§ Your task: Copy out all lines that carry the word "title".

start Provided records

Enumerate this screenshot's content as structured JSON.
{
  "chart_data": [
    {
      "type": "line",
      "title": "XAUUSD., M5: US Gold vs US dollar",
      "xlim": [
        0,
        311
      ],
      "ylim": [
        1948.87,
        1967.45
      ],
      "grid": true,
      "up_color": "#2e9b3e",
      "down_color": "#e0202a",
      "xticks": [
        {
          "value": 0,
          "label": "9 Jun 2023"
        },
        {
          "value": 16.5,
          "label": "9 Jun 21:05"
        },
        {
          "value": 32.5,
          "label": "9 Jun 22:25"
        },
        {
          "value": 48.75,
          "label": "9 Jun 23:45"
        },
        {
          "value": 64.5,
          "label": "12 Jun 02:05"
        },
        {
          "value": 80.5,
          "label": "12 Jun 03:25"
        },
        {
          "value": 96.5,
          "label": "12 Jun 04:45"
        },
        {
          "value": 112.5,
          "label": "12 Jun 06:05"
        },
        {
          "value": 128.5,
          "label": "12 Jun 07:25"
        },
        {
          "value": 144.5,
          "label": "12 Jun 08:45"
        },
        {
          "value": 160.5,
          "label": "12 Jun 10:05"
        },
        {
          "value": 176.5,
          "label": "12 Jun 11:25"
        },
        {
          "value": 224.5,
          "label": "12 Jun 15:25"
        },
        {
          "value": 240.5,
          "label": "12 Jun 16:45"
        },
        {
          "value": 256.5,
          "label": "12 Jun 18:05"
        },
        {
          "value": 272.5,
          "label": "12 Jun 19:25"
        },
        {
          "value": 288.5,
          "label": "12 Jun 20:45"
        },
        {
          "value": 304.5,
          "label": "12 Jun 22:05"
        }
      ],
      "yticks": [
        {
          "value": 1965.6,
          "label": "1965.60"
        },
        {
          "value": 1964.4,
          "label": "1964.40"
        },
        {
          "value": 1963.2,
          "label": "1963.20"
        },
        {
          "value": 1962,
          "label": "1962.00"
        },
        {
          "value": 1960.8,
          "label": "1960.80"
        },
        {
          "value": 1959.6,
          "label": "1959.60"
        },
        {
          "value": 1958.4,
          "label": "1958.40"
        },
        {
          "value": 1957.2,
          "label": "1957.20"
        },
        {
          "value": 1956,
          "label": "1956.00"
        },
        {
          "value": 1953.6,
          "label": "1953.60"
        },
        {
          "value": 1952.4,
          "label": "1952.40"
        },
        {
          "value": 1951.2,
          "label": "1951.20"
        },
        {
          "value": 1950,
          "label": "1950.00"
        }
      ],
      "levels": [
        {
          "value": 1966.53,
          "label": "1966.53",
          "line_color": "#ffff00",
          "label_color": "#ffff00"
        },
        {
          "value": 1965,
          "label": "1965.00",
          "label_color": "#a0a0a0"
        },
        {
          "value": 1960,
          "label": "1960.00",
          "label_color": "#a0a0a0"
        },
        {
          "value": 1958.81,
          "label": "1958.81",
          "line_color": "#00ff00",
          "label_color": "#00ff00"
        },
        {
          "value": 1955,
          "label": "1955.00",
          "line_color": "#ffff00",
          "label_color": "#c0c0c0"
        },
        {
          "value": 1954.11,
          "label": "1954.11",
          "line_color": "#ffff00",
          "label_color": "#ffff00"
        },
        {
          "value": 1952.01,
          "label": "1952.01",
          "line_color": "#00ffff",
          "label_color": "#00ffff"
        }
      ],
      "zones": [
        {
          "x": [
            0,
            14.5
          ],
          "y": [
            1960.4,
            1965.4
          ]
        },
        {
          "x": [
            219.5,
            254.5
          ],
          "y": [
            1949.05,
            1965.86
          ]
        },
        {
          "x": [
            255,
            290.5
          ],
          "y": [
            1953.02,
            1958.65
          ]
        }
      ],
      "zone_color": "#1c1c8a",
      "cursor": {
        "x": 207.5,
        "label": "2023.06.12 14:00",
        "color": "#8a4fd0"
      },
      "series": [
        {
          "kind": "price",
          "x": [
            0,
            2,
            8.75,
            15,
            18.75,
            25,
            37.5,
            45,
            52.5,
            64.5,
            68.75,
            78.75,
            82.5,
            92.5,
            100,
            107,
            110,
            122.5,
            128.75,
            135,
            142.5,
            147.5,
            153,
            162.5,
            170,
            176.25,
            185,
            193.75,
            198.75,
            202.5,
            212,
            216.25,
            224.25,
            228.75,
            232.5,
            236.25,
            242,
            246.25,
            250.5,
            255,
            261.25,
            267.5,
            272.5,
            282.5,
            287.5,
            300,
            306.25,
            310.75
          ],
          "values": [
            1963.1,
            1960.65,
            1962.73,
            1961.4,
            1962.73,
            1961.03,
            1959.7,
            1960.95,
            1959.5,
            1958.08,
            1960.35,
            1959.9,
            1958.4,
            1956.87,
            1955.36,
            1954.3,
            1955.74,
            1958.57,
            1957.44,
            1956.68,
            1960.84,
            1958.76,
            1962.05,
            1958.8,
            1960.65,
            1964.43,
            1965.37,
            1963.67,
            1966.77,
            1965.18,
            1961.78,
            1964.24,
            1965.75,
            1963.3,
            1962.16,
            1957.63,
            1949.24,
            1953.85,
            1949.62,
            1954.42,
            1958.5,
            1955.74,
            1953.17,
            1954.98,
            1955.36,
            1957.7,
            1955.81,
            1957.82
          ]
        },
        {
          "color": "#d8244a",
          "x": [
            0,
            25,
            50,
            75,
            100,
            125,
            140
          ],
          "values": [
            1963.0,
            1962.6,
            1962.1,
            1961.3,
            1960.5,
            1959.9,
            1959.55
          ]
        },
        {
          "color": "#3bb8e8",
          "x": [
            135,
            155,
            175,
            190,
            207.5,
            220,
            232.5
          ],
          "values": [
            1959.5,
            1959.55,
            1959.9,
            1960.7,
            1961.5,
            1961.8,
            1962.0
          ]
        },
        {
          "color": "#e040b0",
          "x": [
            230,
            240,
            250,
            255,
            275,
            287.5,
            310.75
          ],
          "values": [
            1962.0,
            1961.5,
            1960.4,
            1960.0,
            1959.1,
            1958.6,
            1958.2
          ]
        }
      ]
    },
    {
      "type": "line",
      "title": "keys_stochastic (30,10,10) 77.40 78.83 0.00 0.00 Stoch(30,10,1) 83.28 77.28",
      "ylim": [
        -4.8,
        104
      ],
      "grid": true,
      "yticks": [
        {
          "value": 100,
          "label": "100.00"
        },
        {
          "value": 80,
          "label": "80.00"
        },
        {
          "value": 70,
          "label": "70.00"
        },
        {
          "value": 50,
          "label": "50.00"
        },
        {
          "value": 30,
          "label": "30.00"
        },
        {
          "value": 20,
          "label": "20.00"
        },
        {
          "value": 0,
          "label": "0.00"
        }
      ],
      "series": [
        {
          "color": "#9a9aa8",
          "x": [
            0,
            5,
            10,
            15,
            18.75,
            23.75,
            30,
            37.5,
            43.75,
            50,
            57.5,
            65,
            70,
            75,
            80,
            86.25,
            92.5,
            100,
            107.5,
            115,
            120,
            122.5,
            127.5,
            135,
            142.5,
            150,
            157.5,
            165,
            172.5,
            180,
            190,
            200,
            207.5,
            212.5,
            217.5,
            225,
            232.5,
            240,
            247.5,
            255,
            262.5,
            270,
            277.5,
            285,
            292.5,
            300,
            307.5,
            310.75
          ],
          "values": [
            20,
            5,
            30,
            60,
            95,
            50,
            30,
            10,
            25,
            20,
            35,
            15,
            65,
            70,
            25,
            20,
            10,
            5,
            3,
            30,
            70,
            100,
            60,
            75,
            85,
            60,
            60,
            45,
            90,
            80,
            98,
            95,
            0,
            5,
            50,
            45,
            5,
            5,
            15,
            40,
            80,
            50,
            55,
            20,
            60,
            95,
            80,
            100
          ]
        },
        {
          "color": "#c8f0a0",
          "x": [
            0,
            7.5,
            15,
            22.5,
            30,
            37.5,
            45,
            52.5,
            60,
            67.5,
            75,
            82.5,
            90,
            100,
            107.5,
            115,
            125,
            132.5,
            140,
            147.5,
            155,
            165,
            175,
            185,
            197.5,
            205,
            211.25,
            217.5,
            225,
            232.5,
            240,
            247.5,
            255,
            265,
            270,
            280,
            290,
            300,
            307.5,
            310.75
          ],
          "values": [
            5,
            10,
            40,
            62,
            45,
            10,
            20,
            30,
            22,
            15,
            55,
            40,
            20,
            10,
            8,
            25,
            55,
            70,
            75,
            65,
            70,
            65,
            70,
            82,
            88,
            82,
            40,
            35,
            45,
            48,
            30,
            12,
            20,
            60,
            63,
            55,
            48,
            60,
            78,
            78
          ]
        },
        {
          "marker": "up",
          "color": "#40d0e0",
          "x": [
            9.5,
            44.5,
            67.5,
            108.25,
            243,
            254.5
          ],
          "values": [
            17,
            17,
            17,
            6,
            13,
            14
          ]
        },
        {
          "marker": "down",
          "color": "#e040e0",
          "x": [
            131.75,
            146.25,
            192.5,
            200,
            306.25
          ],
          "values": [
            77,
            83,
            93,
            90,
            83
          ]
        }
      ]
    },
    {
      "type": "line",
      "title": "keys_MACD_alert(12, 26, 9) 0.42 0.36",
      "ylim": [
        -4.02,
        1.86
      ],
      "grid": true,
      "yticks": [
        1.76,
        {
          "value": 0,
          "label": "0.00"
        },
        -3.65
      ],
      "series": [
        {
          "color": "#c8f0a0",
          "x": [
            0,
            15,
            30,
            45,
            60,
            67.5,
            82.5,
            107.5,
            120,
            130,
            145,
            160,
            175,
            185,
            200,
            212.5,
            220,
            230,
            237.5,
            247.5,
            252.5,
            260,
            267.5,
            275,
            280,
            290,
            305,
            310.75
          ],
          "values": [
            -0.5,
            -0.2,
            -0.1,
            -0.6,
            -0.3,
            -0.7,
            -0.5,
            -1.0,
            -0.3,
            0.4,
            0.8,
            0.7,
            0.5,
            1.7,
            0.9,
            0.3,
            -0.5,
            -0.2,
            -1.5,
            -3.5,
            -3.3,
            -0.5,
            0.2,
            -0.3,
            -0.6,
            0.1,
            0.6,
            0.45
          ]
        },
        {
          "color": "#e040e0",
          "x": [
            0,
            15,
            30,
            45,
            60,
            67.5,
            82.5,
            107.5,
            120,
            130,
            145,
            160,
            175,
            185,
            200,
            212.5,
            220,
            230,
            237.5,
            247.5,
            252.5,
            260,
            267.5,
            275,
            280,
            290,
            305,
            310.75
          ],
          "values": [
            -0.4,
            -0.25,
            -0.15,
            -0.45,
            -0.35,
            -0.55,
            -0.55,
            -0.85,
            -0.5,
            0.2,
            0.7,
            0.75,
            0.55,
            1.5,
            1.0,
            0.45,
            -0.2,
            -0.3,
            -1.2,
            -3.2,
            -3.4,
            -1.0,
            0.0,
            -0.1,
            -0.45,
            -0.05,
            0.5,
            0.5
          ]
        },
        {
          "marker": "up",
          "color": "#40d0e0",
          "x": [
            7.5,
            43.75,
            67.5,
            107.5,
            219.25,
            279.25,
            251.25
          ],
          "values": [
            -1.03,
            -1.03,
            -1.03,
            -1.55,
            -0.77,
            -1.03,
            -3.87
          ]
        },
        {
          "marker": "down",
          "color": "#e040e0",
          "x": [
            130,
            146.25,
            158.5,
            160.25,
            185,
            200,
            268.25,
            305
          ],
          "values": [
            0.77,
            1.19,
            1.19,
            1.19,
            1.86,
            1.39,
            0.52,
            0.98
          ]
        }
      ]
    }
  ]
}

end Provided records

§ Full answer:
      "title": "XAUUSD., M5: US Gold vs US dollar",
      "title": "keys_stochastic (30,10,10) 77.40 78.83 0.00 0.00 Stoch(30,10,1) 83.28 77.28",
      "title": "keys_MACD_alert(12, 26, 9) 0.42 0.36",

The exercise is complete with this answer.